## [RECORD LIST]
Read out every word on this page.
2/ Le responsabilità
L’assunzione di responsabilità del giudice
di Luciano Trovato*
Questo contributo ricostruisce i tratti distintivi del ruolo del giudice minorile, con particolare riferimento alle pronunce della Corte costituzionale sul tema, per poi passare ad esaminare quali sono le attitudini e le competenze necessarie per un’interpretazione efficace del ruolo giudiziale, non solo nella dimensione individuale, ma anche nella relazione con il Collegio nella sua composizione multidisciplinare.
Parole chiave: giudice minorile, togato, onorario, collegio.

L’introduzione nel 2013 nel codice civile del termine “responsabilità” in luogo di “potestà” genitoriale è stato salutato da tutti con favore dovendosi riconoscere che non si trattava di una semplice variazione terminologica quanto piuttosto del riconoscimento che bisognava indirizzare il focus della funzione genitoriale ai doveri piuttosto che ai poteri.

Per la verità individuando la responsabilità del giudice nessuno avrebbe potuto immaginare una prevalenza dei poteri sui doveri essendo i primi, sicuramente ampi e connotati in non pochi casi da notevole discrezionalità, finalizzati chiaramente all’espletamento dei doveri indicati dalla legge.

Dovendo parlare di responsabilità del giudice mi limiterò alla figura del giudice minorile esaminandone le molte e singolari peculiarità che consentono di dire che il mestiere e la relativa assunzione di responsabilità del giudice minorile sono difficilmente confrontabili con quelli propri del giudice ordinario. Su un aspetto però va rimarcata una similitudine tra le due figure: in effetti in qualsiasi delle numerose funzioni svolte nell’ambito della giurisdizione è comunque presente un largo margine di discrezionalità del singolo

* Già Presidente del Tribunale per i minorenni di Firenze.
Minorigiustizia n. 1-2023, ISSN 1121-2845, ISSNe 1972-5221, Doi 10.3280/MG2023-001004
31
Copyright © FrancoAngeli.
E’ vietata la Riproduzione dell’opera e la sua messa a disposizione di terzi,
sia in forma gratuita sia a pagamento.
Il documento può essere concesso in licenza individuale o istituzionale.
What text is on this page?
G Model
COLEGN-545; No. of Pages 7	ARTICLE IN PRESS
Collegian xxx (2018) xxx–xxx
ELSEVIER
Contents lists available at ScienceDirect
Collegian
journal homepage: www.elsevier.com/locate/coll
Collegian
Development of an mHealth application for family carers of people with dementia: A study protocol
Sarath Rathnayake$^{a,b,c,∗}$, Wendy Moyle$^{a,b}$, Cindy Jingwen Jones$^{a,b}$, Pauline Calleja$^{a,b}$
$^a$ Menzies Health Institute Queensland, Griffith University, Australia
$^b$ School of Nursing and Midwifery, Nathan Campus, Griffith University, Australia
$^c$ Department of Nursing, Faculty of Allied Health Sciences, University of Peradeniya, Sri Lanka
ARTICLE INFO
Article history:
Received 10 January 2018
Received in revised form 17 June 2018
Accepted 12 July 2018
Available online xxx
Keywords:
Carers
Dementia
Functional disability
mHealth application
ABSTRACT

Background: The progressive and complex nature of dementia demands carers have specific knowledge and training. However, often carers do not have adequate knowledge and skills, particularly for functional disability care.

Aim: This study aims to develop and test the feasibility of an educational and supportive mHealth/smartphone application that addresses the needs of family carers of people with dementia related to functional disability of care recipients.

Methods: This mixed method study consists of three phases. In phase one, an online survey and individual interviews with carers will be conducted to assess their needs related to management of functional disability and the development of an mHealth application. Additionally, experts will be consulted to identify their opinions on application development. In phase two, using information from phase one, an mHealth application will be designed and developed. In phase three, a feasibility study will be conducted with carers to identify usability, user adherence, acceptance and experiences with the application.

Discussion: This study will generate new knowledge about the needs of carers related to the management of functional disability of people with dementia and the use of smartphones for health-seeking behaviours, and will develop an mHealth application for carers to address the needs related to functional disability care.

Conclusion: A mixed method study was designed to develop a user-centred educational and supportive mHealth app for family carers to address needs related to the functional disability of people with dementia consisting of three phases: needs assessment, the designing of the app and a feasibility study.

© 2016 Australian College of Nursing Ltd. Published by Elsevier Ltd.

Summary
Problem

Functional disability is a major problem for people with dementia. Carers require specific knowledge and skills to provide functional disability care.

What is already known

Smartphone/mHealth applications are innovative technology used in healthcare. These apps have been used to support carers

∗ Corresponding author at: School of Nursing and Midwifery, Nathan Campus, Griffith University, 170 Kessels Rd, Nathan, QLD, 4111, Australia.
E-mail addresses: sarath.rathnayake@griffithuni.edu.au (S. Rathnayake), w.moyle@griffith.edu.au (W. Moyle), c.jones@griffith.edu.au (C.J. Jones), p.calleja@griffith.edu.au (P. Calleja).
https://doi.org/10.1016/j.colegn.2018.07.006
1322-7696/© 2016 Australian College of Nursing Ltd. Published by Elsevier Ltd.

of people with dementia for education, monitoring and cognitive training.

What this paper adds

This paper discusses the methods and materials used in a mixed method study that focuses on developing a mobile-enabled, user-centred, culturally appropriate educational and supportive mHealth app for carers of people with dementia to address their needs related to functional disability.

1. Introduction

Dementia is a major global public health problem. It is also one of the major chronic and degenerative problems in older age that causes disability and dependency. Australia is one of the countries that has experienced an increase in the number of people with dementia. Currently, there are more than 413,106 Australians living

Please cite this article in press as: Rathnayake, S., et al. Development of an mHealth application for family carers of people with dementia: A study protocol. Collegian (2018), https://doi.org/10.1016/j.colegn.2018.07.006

## [REQUIRED TASK]
What is the number of lines in the records above that include the word "management"? Reply with that number and nothing more.

## [EXPECTED OUTPUT]
2